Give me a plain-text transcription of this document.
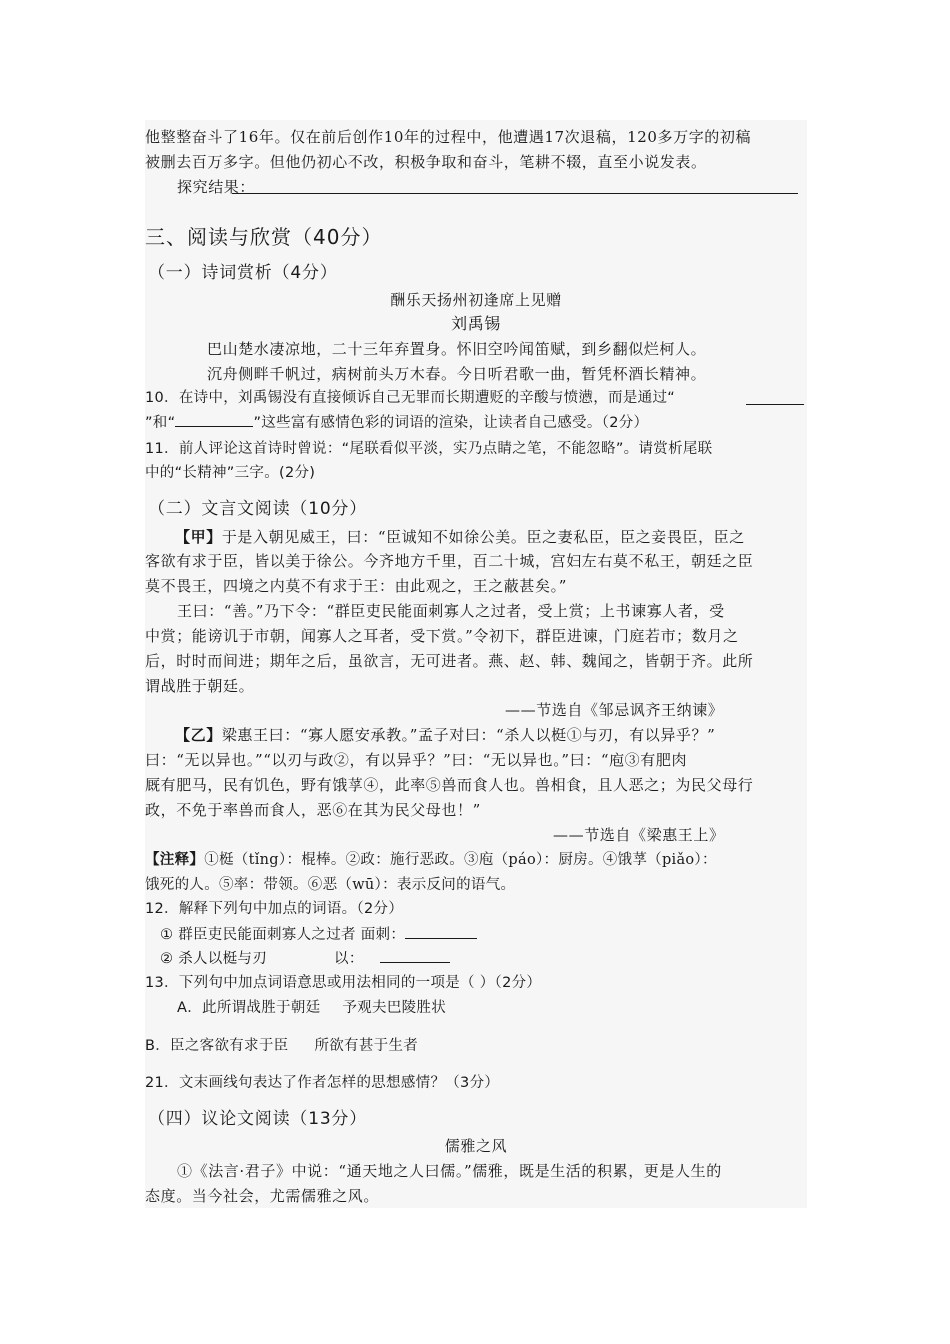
他整整奋斗了16年。仅在前后创作10年的过程中，他遭遇17次退稿，120多万字的初稿
被删去百万多字。但他仍初心不改，积极争取和奋斗，笔耕不辍，直至小说发表。
探究结果：
三、阅读与欣赏（40分）
（一）诗词赏析（4分）
酬乐天扬州初逢席上见赠
刘禹锡
巴山楚水凄凉地，二十三年弃置身。怀旧空吟闻笛赋，到乡翻似烂柯人。
沉舟侧畔千帆过，病树前头万木春。今日听君歌一曲，暂凭杯酒长精神。
10．在诗中，刘禹锡没有直接倾诉自己无罪而长期遭贬的辛酸与愤懑，而是通过“
”和“	”这些富有感情色彩的词语的渲染，让读者自己感受。（2分）
11．前人评论这首诗时曾说：“尾联看似平淡，实乃点睛之笔，不能忽略”。请赏析尾联
中的“长精神”三字。(2分)
（二）文言文阅读（10分）
【甲】于是入朝见威王，曰：“臣诚知不如徐公美。臣之妻私臣，臣之妾畏臣，臣之
客欲有求于臣，皆以美于徐公。今齐地方千里，百二十城，宫妇左右莫不私王，朝廷之臣
莫不畏王，四境之内莫不有求于王：由此观之，王之蔽甚矣。”
王曰：“善。”乃下令：“群臣吏民能面刺寡人之过者，受上赏；上书谏寡人者，受
中赏；能谤讥于市朝，闻寡人之耳者，受下赏。”令初下，群臣进谏，门庭若市；数月之
后，时时而间进；期年之后，虽欲言，无可进者。燕、赵、韩、魏闻之，皆朝于齐。此所
谓战胜于朝廷。
——节选自《邹忌讽齐王纳谏》
【乙】梁惠王曰：“寡人愿安承教。”孟子对曰：“杀人以梃①与刃，有以异乎？”
曰：“无以异也。”“以刃与政②，有以异乎？”曰：“无以异也。”曰：“庖③有肥肉
厩有肥马，民有饥色，野有饿莩④，此率⑤兽而食人也。兽相食，且人恶之；为民父母行
政，不免于率兽而食人，恶⑥在其为民父母也！”
——节选自《梁惠王上》
【注释】①梃（tǐng）：棍棒。②政：施行恶政。③庖（páo）：厨房。④饿莩（piǎo）：
饿死的人。⑤率：带领。⑥恶（wū）：表示反问的语气。
12．解释下列句中加点的词语。（2分）
① 群臣吏民能面刺寡人之过者 面刺：
② 杀人以梃与刃	以：
13．下列句中加点词语意思或用法相同的一项是（ ）（2分）
A．此所谓战胜于朝廷 予观夫巴陵胜状
B．臣之客欲有求于臣 所欲有甚于生者
21．文末画线句表达了作者怎样的思想感情？（3分）
（四）议论文阅读（13分）
儒雅之风
①《法言·君子》中说：“通天地之人曰儒。”儒雅，既是生活的积累，更是人生的
态度。当今社会，尤需儒雅之风。
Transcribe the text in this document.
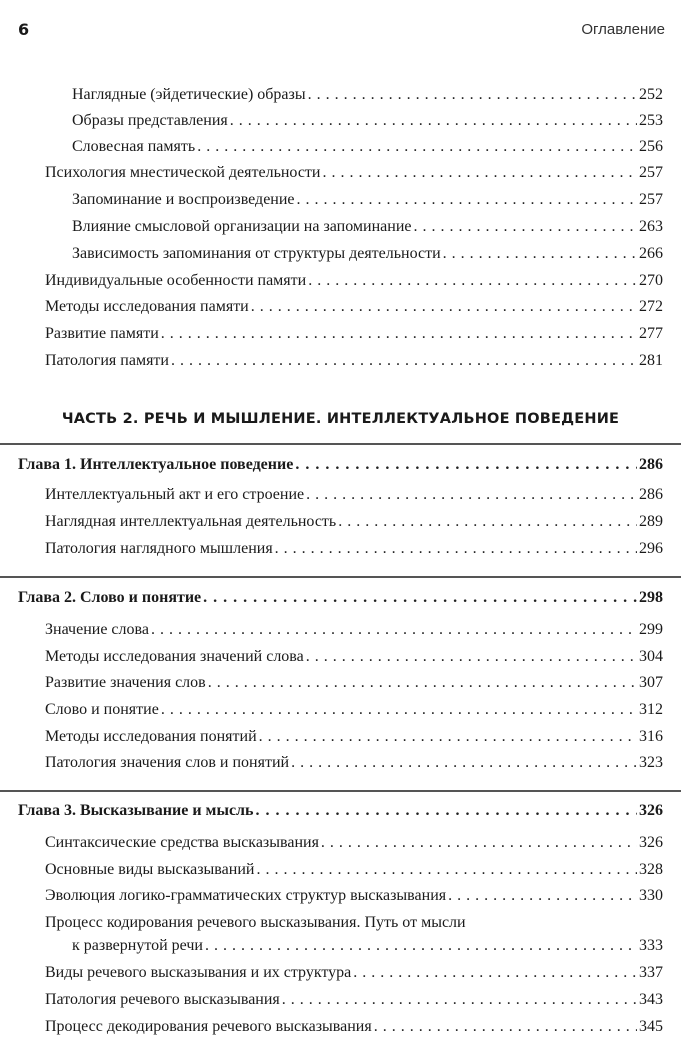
6	Оглавление
Наглядные (эйдетические) образы . . .	252
Образы представления . . .	253
Словесная память . . .	256
Психология мнестической деятельности . . .	257
Запоминание и воспроизведение . . .	257
Влияние смысловой организации на запоминание . . .	263
Зависимость запоминания от структуры деятельности . . .	266
Индивидуальные особенности памяти . . .	270
Методы исследования памяти . . .	272
Развитие памяти . . .	277
Патология памяти . . .	281
ЧАСТЬ 2. РЕЧЬ И МЫШЛЕНИЕ. ИНТЕЛЛЕКТУАЛЬНОЕ ПОВЕДЕНИЕ
Глава 1. Интеллектуальное поведение . . .	286
Интеллектуальный акт и его строение . . .	286
Наглядная интеллектуальная деятельность . . .	289
Патология наглядного мышления . . .	296
Глава 2. Слово и понятие . . .	298
Значение слова . . .	299
Методы исследования значений слова . . .	304
Развитие значения слов . . .	307
Слово и понятие . . .	312
Методы исследования понятий . . .	316
Патология значения слов и понятий . . .	323
Глава 3. Высказывание и мысль . . .	326
Синтаксические средства высказывания . . .	326
Основные виды высказываний . . .	328
Эволюция логико-грамматических структур высказывания . . .	330
Процесс кодирования речевого высказывания. Путь от мысли
к развернутой речи . . .	333
Виды речевого высказывания и их структура . . .	337
Патология речевого высказывания . . .	343
Процесс декодирования речевого высказывания . . .	345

- **Request**: Copy every line of the records above that holds the word "Развитие".

- **Task answer**:
Развитие памяти . . .	277
Развитие значения слов . . .	307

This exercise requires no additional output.